Dataset entries:
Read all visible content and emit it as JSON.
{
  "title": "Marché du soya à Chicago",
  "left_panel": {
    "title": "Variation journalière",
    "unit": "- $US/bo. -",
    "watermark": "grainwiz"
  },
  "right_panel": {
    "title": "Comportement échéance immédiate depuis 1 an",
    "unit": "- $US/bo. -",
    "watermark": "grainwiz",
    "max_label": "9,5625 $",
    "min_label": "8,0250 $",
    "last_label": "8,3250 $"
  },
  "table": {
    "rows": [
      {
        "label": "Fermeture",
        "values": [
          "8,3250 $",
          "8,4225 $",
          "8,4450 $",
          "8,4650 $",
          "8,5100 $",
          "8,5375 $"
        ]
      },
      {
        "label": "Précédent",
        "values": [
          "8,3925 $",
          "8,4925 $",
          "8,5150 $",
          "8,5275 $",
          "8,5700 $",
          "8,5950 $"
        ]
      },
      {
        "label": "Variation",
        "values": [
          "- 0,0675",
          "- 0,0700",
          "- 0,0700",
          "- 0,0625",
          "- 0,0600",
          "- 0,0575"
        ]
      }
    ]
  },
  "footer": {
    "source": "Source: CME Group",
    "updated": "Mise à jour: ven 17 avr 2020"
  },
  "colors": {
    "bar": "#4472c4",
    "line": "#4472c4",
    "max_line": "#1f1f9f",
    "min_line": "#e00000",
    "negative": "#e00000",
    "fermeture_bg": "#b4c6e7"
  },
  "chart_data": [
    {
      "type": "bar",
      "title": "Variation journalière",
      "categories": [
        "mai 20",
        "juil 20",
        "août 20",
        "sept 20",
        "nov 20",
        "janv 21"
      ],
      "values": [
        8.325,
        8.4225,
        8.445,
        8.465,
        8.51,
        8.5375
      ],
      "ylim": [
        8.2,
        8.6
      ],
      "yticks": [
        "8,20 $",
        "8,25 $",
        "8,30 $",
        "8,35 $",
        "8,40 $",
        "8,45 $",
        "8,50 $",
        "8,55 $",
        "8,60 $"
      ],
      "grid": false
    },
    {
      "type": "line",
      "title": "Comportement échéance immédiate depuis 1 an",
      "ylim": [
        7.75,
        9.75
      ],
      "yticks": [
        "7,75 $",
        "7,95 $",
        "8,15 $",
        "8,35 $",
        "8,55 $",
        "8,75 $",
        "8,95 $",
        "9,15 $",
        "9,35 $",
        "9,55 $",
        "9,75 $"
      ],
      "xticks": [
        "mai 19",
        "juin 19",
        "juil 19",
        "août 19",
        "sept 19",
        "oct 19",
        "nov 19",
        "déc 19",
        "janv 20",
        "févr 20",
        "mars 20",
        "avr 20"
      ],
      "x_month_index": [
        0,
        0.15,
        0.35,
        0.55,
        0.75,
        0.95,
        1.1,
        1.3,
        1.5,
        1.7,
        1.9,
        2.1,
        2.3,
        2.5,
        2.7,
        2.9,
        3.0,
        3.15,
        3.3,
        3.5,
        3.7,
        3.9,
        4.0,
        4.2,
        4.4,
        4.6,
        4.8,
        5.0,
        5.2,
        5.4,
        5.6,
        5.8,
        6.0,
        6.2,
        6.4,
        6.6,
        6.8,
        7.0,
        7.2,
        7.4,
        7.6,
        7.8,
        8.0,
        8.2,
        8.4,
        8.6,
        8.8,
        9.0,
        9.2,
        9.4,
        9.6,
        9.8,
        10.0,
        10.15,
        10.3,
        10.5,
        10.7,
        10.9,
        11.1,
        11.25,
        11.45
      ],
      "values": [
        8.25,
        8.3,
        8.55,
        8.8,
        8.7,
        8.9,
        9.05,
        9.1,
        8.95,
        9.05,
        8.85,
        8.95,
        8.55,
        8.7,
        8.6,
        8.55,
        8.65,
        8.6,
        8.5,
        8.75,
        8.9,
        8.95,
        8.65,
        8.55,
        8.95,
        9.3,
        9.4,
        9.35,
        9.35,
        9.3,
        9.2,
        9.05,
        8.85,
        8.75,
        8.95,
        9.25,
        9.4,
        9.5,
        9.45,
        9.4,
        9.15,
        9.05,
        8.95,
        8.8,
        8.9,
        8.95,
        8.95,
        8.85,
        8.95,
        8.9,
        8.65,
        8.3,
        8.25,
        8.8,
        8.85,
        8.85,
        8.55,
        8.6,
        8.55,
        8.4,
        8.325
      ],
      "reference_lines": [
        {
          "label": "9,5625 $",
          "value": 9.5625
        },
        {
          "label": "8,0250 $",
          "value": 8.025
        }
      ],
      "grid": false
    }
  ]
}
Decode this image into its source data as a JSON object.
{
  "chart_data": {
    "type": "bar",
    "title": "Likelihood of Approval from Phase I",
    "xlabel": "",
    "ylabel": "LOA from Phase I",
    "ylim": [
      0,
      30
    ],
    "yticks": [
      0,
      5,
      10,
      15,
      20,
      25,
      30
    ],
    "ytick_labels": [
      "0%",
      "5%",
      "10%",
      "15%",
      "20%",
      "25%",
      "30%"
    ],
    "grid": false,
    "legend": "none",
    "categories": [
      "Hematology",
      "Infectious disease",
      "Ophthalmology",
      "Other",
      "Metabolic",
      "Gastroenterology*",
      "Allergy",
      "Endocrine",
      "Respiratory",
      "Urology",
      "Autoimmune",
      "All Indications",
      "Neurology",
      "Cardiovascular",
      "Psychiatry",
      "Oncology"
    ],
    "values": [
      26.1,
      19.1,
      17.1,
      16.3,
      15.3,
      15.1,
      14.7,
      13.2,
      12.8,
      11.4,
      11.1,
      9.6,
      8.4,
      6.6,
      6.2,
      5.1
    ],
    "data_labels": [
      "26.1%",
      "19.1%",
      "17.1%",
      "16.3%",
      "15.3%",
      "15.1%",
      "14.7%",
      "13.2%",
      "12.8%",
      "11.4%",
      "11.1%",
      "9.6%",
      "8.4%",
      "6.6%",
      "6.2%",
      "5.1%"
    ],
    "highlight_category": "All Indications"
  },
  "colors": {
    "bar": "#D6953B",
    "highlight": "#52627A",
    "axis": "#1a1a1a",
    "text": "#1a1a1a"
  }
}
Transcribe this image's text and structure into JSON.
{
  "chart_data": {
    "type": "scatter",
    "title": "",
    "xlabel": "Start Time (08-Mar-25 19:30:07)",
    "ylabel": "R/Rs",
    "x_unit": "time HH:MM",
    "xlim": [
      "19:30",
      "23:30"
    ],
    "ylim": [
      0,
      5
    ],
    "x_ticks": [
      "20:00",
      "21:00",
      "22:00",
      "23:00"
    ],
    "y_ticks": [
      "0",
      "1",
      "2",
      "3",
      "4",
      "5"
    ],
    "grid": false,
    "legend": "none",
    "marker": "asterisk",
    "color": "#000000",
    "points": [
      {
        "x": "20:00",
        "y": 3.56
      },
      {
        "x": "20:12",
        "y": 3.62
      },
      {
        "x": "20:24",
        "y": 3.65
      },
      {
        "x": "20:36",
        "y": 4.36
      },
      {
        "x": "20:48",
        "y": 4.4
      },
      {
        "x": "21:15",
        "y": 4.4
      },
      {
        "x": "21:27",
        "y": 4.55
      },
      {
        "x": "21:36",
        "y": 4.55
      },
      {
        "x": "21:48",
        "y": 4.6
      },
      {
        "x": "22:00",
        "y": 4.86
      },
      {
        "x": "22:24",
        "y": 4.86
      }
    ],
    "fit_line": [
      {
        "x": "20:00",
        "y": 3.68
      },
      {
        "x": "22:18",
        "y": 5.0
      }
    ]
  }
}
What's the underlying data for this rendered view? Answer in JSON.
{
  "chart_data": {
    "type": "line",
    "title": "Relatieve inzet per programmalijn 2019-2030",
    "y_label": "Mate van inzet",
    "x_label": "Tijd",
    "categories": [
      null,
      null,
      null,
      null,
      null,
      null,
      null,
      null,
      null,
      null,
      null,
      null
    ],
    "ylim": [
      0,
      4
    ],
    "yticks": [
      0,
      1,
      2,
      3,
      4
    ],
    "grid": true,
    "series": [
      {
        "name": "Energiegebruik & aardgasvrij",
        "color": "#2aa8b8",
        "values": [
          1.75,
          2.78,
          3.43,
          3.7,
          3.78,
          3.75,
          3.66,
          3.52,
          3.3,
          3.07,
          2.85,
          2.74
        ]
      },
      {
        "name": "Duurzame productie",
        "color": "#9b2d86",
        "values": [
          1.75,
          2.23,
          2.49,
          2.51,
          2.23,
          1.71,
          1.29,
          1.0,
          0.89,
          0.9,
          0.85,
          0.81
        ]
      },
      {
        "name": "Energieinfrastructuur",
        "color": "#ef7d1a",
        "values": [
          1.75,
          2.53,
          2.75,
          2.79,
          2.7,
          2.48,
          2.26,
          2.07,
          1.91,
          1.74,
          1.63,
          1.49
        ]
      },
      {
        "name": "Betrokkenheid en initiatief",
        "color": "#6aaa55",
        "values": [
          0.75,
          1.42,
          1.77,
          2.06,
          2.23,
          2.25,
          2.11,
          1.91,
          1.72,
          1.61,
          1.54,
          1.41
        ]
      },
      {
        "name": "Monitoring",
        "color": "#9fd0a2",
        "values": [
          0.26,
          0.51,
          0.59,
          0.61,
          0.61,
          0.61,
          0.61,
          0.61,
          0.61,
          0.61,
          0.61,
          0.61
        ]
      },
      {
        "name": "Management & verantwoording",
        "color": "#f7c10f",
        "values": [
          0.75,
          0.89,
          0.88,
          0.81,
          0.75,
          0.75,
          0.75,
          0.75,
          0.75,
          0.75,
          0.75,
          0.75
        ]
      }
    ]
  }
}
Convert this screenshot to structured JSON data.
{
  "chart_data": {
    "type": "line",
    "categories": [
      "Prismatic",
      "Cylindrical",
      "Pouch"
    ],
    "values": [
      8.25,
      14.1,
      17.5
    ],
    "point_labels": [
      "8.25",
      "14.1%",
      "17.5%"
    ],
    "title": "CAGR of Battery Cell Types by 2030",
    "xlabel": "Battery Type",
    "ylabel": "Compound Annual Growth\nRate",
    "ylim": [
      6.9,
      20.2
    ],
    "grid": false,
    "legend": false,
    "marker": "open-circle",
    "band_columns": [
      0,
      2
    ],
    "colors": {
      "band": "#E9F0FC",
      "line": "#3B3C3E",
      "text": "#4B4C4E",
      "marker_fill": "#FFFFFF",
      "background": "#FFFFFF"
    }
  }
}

Goal: Look through the material and say how many lines hold "xlabel". Give the number only.

Answer for this exercise: 3